Exercise material
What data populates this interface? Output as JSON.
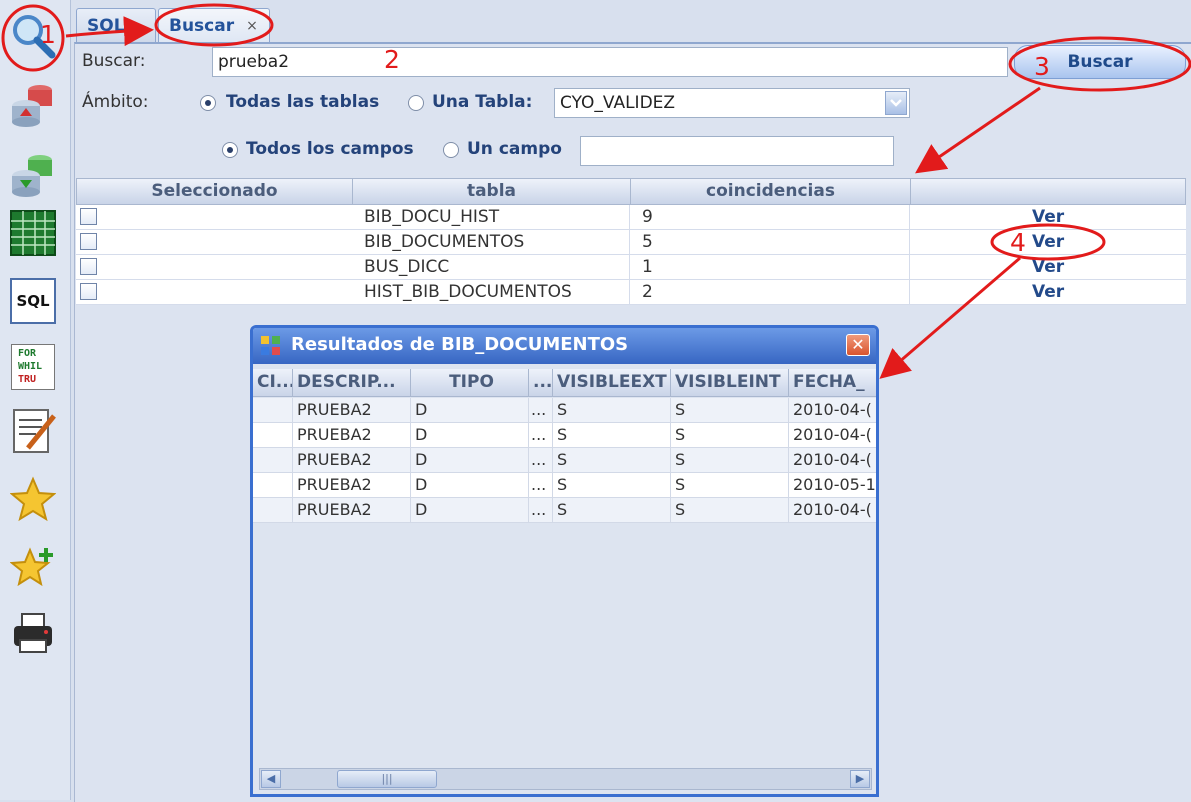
{
  "tabs": [
    {
      "label": "SQL",
      "active": false
    },
    {
      "label": "Buscar",
      "active": true,
      "close": "×"
    }
  ],
  "sidebar": {
    "icons": [
      "search-icon",
      "export-db-icon",
      "import-db-icon",
      "spreadsheet-icon",
      "sql-icon",
      "script-loop-icon",
      "edit-note-icon",
      "favorite-star-icon",
      "add-favorite-icon",
      "printer-icon"
    ],
    "sql_label": "SQL",
    "script_labels": [
      "FOR",
      "WHIL",
      "TRU"
    ]
  },
  "search": {
    "label": "Buscar:",
    "value": "prueba2",
    "button": "Buscar"
  },
  "scope": {
    "label": "Ámbito:",
    "all_tables": "Todas las tablas",
    "one_table": "Una Tabla:",
    "table_value": "CYO_VALIDEZ",
    "all_fields": "Todos los campos",
    "one_field": "Un campo",
    "field_value": ""
  },
  "results_table": {
    "columns": [
      "Seleccionado",
      "tabla",
      "coincidencias",
      ""
    ],
    "rows": [
      {
        "tabla": "BIB_DOCU_HIST",
        "coincidencias": "9",
        "action": "Ver"
      },
      {
        "tabla": "BIB_DOCUMENTOS",
        "coincidencias": "5",
        "action": "Ver"
      },
      {
        "tabla": "BUS_DICC",
        "coincidencias": "1",
        "action": "Ver"
      },
      {
        "tabla": "HIST_BIB_DOCUMENTOS",
        "coincidencias": "2",
        "action": "Ver"
      }
    ]
  },
  "result_window": {
    "title": "Resultados de BIB_DOCUMENTOS",
    "close": "✕",
    "columns": [
      "CI...",
      "DESCRIP...",
      "TIPO",
      "...",
      "VISIBLEEXT",
      "VISIBLEINT",
      "FECHA_"
    ],
    "rows": [
      [
        "",
        "PRUEBA2",
        "D",
        "...",
        "S",
        "S",
        "2010-04-("
      ],
      [
        "",
        "PRUEBA2",
        "D",
        "...",
        "S",
        "S",
        "2010-04-("
      ],
      [
        "",
        "PRUEBA2",
        "D",
        "...",
        "S",
        "S",
        "2010-04-("
      ],
      [
        "",
        "PRUEBA2",
        "D",
        "...",
        "S",
        "S",
        "2010-05-1"
      ],
      [
        "",
        "PRUEBA2",
        "D",
        "...",
        "S",
        "S",
        "2010-04-("
      ]
    ],
    "scroll_left": "◀",
    "scroll_right": "▶",
    "thumb_grip": "|||"
  },
  "annotations": [
    "1",
    "2",
    "3",
    "4"
  ],
  "colors": {
    "accent": "#24539b",
    "annotation": "#e21b1b",
    "window_title": "#3766c3"
  }
}
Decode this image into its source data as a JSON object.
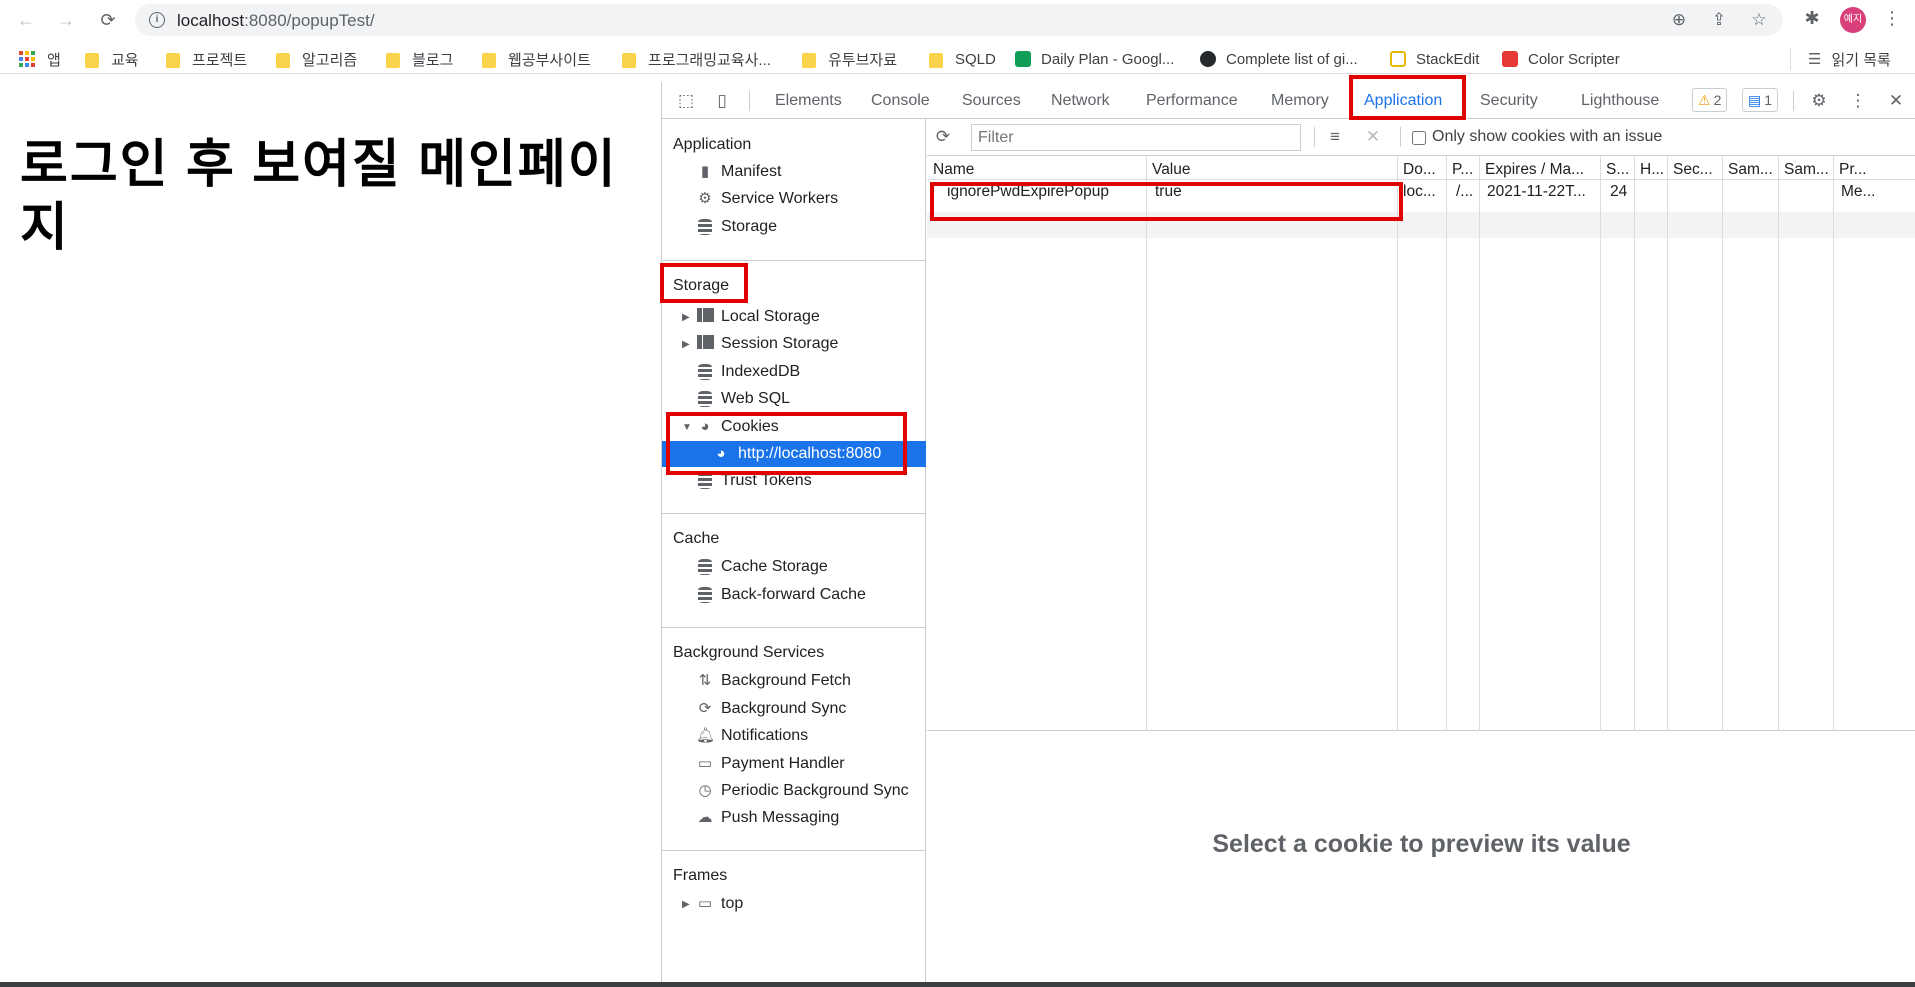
{
  "browser": {
    "url_host": "localhost",
    "url_rest": ":8080/popupTest/",
    "avatar_text": "예지"
  },
  "bookmarks": {
    "apps_label": "앱",
    "items": [
      {
        "label": "교육"
      },
      {
        "label": "프로젝트"
      },
      {
        "label": "알고리즘"
      },
      {
        "label": "블로그"
      },
      {
        "label": "웹공부사이트"
      },
      {
        "label": "프로그래밍교육사..."
      },
      {
        "label": "유투브자료"
      },
      {
        "label": "SQLD"
      },
      {
        "label": "Daily Plan - Googl..."
      },
      {
        "label": "Complete list of gi..."
      },
      {
        "label": "StackEdit"
      },
      {
        "label": "Color Scripter"
      }
    ],
    "reading_list": "읽기 목록"
  },
  "page": {
    "heading": "로그인 후 보여질 메인페이지"
  },
  "devtools": {
    "tabs": [
      "Elements",
      "Console",
      "Sources",
      "Network",
      "Performance",
      "Memory",
      "Application",
      "Security",
      "Lighthouse"
    ],
    "active_tab": "Application",
    "warnings_count": "2",
    "messages_count": "1",
    "sidebar": {
      "application_title": "Application",
      "application_items": [
        "Manifest",
        "Service Workers",
        "Storage"
      ],
      "storage_title": "Storage",
      "storage_items": [
        "Local Storage",
        "Session Storage",
        "IndexedDB",
        "Web SQL",
        "Cookies",
        "http://localhost:8080",
        "Trust Tokens"
      ],
      "cache_title": "Cache",
      "cache_items": [
        "Cache Storage",
        "Back-forward Cache"
      ],
      "bg_title": "Background Services",
      "bg_items": [
        "Background Fetch",
        "Background Sync",
        "Notifications",
        "Payment Handler",
        "Periodic Background Sync",
        "Push Messaging"
      ],
      "frames_title": "Frames",
      "frames_items": [
        "top"
      ]
    },
    "filter_placeholder": "Filter",
    "only_issue_label": "Only show cookies with an issue",
    "table": {
      "headers": [
        "Name",
        "Value",
        "Do...",
        "P...",
        "Expires / Ma...",
        "S...",
        "H...",
        "Sec...",
        "Sam...",
        "Sam...",
        "Pr..."
      ],
      "rows": [
        [
          "ignorePwdExpirePopup",
          "true",
          "loc...",
          "/...",
          "2021-11-22T...",
          "24",
          "",
          "",
          "",
          "",
          "Me..."
        ]
      ]
    },
    "preview_text": "Select a cookie to preview its value"
  },
  "colors": {
    "accent": "#1a73e8",
    "highlight_box": "#e00000"
  }
}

What you will do
Report all lines of the data above that include the string "JSON".

Correct response
What data populates this interface? Output as JSON.
Decode this image into its source data as a JSON object.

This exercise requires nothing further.